§ EXTRACT PROVIDED:
Hi
I'm importing a large collection of json files, the problem is that they are not what I would expect a well-formatted json file to be (although probably still valid), each file consists of only a single record that looks something like this (this is just an abstraction)
[{"name":"myName","Surname":"MySurname"},[{"address":"1","Type":"Home"},{"address":"2","Type":"Home"}],[{"Tel":"1"},{"Tel":"2"}]]
I would ideally like to import it using the standard json read option bus can't figure out how to structure the schema.
My first approach involved creating a UDF that imported the record as a string and returned a new properly formatted object
def structure(object):
structure = {}
structure["name"] = object[0]["name"]
structure["Surname"] = object[0]["Surname"]
structure["addresses"] = []
structure["telephones"] = []
for address in object[1]:
structure["addresses"].append({"address": address["address"],"Type": address["Type"]})
for telephones in object[2]:
structure["telephones"].append({"Tel": telephones["Tel"]})
return structure
This works but it will be slower and less intuitive.
using a schema like this "works" but the elements in the ID'd come back as null
mySchema = StructType([
StructField("Name", StringType(), True),
StructField("Surname", StringType(), True),
StrutType(StructField("IDs",
StructType([StructField("ID", StringType(), True)])
)
)
])

§ INFORMATION SUPPLIED:
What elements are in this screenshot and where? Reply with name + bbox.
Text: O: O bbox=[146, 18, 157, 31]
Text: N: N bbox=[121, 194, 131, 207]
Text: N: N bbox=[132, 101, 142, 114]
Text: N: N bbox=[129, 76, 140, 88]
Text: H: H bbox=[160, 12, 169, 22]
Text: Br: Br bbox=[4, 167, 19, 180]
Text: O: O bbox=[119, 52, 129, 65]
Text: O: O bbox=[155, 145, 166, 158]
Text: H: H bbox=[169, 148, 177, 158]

§ OBJECTIVE:
Transcribe the forum post about importing oddly structured JSON files with a schema, word for word and in full.

§ RESPONSE:
Hi
I'm importing a large collection of json files, the problem is that they are not what I would expect a well-formatted json file to be (although probably still valid), each file consists of only a single record that looks something like this (this is just an abstraction)
[{"name":"myName","Surname":"MySurname"},[{"address":"1","Type":"Home"},{"address":"2","Type":"Home"}],[{"Tel":"1"},{"Tel":"2"}]]
I would ideally like to import it using the standard json read option bus can't figure out how to structure the schema.
My first approach involved creating a UDF that imported the record as a string and returned a new properly formatted object
def structure(object):
structure = {}
structure["name"] = object[0]["name"]
structure["Surname"] = object[0]["Surname"]
structure["addresses"] = []
structure["telephones"] = []
for address in object[1]:
structure["addresses"].append({"address": address["address"],"Type": address["Type"]})
for telephones in object[2]:
structure["telephones"].append({"Tel": telephones["Tel"]})
return structure
This works but it will be slower and less intuitive.
using a schema like this "works" but the elements in the ID'd come back as null
mySchema = StructType([
StructField("Name", StringType(), True),
StructField("Surname", StringType(), True),
StrutType(StructField("IDs",
StructType([StructField("ID", StringType(), True)])
)
)
])